* **SET PROBLEM**
Print out the material that follows word for word.

Data entries:
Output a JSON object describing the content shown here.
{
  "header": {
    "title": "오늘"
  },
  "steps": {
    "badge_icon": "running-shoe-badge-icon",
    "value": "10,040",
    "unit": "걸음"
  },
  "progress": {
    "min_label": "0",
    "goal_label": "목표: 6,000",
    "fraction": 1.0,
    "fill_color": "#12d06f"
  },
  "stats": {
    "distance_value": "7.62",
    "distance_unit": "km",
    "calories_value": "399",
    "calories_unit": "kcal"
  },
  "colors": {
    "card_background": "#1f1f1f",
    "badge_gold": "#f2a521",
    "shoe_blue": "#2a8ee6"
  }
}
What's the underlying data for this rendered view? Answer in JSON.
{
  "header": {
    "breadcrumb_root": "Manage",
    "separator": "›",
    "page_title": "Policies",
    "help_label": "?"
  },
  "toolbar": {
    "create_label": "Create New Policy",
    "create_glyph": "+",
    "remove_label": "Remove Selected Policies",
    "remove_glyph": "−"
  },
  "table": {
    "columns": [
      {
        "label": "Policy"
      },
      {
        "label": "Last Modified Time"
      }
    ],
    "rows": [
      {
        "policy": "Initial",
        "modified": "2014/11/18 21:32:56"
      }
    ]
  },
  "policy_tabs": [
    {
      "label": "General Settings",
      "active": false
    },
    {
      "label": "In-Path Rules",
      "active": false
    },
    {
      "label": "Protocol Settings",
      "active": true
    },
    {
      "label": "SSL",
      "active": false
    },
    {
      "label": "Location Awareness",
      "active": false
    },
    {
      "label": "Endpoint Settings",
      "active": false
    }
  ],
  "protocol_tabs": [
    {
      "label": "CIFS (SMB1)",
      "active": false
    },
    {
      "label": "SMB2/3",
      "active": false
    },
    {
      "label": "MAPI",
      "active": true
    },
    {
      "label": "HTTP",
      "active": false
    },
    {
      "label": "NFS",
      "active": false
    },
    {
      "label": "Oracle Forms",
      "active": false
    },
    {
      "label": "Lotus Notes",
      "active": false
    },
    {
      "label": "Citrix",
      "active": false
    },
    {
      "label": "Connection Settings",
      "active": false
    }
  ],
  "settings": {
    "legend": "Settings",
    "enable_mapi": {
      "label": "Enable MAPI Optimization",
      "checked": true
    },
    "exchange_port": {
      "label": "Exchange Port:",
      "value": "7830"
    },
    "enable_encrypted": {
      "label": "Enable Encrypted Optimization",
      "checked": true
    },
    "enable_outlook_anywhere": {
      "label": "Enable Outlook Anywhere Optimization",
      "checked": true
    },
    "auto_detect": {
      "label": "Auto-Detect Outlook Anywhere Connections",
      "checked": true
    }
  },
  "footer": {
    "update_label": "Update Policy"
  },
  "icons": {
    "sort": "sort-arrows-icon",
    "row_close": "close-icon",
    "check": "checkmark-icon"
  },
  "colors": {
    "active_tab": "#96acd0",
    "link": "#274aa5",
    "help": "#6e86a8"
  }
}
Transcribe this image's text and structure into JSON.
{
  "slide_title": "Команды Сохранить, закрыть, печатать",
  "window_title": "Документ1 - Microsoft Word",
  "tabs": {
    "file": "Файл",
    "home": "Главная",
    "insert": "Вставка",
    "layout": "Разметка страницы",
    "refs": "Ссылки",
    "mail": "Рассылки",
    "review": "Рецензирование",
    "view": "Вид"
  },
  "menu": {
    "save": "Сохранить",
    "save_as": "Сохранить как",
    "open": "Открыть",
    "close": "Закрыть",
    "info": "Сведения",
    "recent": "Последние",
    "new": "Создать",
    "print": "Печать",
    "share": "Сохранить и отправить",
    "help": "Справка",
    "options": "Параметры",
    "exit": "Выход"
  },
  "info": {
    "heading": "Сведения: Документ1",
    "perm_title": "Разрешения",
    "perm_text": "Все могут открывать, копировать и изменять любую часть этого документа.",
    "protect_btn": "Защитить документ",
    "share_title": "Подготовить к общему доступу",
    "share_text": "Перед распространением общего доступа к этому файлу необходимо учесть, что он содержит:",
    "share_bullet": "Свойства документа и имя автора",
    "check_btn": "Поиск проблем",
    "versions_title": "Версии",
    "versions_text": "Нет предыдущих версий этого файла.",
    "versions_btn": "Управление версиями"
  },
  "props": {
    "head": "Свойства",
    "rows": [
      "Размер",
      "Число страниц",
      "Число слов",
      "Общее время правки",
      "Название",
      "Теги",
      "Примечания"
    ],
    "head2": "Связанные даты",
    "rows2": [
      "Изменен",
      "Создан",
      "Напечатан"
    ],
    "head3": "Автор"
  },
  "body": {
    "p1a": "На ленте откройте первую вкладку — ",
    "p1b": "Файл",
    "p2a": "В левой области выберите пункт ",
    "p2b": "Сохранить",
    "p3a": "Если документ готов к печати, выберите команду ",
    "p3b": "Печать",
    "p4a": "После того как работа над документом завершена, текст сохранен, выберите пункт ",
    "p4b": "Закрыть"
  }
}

* **TASK ANSWER**
Output a JSON object describing the content shown here.
{
  "header": {
    "title": "오늘"
  },
  "steps": {
    "badge_icon": "running-shoe-badge-icon",
    "value": "10,040",
    "unit": "걸음"
  },
  "progress": {
    "min_label": "0",
    "goal_label": "목표: 6,000",
    "fraction": 1.0,
    "fill_color": "#12d06f"
  },
  "stats": {
    "distance_value": "7.62",
    "distance_unit": "km",
    "calories_value": "399",
    "calories_unit": "kcal"
  },
  "colors": {
    "card_background": "#1f1f1f",
    "badge_gold": "#f2a521",
    "shoe_blue": "#2a8ee6"
  }
}
What's the underlying data for this rendered view? Answer in JSON.
{
  "header": {
    "breadcrumb_root": "Manage",
    "separator": "›",
    "page_title": "Policies",
    "help_label": "?"
  },
  "toolbar": {
    "create_label": "Create New Policy",
    "create_glyph": "+",
    "remove_label": "Remove Selected Policies",
    "remove_glyph": "−"
  },
  "table": {
    "columns": [
      {
        "label": "Policy"
      },
      {
        "label": "Last Modified Time"
      }
    ],
    "rows": [
      {
        "policy": "Initial",
        "modified": "2014/11/18 21:32:56"
      }
    ]
  },
  "policy_tabs": [
    {
      "label": "General Settings",
      "active": false
    },
    {
      "label": "In-Path Rules",
      "active": false
    },
    {
      "label": "Protocol Settings",
      "active": true
    },
    {
      "label": "SSL",
      "active": false
    },
    {
      "label": "Location Awareness",
      "active": false
    },
    {
      "label": "Endpoint Settings",
      "active": false
    }
  ],
  "protocol_tabs": [
    {
      "label": "CIFS (SMB1)",
      "active": false
    },
    {
      "label": "SMB2/3",
      "active": false
    },
    {
      "label": "MAPI",
      "active": true
    },
    {
      "label": "HTTP",
      "active": false
    },
    {
      "label": "NFS",
      "active": false
    },
    {
      "label": "Oracle Forms",
      "active": false
    },
    {
      "label": "Lotus Notes",
      "active": false
    },
    {
      "label": "Citrix",
      "active": false
    },
    {
      "label": "Connection Settings",
      "active": false
    }
  ],
  "settings": {
    "legend": "Settings",
    "enable_mapi": {
      "label": "Enable MAPI Optimization",
      "checked": true
    },
    "exchange_port": {
      "label": "Exchange Port:",
      "value": "7830"
    },
    "enable_encrypted": {
      "label": "Enable Encrypted Optimization",
      "checked": true
    },
    "enable_outlook_anywhere": {
      "label": "Enable Outlook Anywhere Optimization",
      "checked": true
    },
    "auto_detect": {
      "label": "Auto-Detect Outlook Anywhere Connections",
      "checked": true
    }
  },
  "footer": {
    "update_label": "Update Policy"
  },
  "icons": {
    "sort": "sort-arrows-icon",
    "row_close": "close-icon",
    "check": "checkmark-icon"
  },
  "colors": {
    "active_tab": "#96acd0",
    "link": "#274aa5",
    "help": "#6e86a8"
  }
}
Transcribe this image's text and structure into JSON.
{
  "slide_title": "Команды Сохранить, закрыть, печатать",
  "window_title": "Документ1 - Microsoft Word",
  "tabs": {
    "file": "Файл",
    "home": "Главная",
    "insert": "Вставка",
    "layout": "Разметка страницы",
    "refs": "Ссылки",
    "mail": "Рассылки",
    "review": "Рецензирование",
    "view": "Вид"
  },
  "menu": {
    "save": "Сохранить",
    "save_as": "Сохранить как",
    "open": "Открыть",
    "close": "Закрыть",
    "info": "Сведения",
    "recent": "Последние",
    "new": "Создать",
    "print": "Печать",
    "share": "Сохранить и отправить",
    "help": "Справка",
    "options": "Параметры",
    "exit": "Выход"
  },
  "info": {
    "heading": "Сведения: Документ1",
    "perm_title": "Разрешения",
    "perm_text": "Все могут открывать, копировать и изменять любую часть этого документа.",
    "protect_btn": "Защитить документ",
    "share_title": "Подготовить к общему доступу",
    "share_text": "Перед распространением общего доступа к этому файлу необходимо учесть, что он содержит:",
    "share_bullet": "Свойства документа и имя автора",
    "check_btn": "Поиск проблем",
    "versions_title": "Версии",
    "versions_text": "Нет предыдущих версий этого файла.",
    "versions_btn": "Управление версиями"
  },
  "props": {
    "head": "Свойства",
    "rows": [
      "Размер",
      "Число страниц",
      "Число слов",
      "Общее время правки",
      "Название",
      "Теги",
      "Примечания"
    ],
    "head2": "Связанные даты",
    "rows2": [
      "Изменен",
      "Создан",
      "Напечатан"
    ],
    "head3": "Автор"
  },
  "body": {
    "p1a": "На ленте откройте первую вкладку — ",
    "p1b": "Файл",
    "p2a": "В левой области выберите пункт ",
    "p2b": "Сохранить",
    "p3a": "Если документ готов к печати, выберите команду ",
    "p3b": "Печать",
    "p4a": "После того как работа над документом завершена, текст сохранен, выберите пункт ",
    "p4b": "Закрыть"
  }
}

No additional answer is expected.